(Records excerpted from a collection)
☆ ☆ ☆ ☆

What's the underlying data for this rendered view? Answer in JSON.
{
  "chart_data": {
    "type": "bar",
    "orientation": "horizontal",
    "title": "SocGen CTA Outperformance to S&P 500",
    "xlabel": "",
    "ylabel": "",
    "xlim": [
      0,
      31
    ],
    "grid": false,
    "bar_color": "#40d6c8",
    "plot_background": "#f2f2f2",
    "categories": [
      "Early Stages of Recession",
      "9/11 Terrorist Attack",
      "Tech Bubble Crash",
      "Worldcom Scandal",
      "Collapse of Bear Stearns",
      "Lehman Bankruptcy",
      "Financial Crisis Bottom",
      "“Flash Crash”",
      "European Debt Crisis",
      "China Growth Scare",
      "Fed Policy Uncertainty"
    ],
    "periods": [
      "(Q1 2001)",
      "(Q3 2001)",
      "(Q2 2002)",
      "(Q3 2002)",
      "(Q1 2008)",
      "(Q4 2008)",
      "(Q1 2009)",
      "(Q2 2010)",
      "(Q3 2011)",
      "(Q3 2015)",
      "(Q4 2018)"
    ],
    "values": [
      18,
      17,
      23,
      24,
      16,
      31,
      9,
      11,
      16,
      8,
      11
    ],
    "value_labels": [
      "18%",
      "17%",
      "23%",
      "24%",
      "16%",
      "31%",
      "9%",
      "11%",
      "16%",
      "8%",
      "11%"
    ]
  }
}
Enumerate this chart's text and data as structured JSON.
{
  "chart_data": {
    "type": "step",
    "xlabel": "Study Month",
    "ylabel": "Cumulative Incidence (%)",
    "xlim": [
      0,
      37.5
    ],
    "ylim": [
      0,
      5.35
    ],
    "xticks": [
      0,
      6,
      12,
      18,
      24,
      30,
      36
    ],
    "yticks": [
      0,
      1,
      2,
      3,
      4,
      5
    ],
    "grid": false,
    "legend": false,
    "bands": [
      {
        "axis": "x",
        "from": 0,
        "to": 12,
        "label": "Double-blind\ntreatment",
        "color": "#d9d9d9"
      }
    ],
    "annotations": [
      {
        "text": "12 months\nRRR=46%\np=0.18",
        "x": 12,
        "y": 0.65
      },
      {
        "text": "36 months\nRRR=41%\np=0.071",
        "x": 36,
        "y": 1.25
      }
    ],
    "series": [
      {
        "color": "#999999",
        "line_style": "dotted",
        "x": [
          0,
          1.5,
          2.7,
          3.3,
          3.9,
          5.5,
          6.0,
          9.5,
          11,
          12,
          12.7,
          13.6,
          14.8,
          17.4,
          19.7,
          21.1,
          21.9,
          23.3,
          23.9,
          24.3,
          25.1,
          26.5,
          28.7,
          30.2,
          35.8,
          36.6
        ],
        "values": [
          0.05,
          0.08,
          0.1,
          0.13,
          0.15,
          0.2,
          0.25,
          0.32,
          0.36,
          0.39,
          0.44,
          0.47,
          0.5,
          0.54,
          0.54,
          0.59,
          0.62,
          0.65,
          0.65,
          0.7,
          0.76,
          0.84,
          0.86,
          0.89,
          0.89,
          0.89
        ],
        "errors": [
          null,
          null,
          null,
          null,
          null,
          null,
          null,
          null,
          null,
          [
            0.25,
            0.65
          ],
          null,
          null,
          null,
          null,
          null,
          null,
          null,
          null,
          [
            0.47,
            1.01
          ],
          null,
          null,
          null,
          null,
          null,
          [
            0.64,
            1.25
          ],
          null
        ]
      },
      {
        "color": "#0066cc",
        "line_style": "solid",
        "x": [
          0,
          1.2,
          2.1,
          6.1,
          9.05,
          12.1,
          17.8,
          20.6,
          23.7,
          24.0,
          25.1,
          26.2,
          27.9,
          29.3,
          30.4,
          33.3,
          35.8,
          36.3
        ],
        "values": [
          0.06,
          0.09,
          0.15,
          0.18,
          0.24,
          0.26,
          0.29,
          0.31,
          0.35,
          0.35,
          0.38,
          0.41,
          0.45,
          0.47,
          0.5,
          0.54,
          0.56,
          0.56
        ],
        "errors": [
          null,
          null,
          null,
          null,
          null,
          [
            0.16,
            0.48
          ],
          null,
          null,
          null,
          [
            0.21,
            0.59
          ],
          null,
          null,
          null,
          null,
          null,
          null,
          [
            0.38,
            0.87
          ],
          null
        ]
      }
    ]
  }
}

☆ ☆ ☆ ☆

*THE TASK:* Filter the records, keeping only lines that contain "JSON", and show those lines.

*SOLUTION FOR THIS PROBLEM:*
What's the underlying data for this rendered view? Answer in JSON.
Enumerate this chart's text and data as structured JSON.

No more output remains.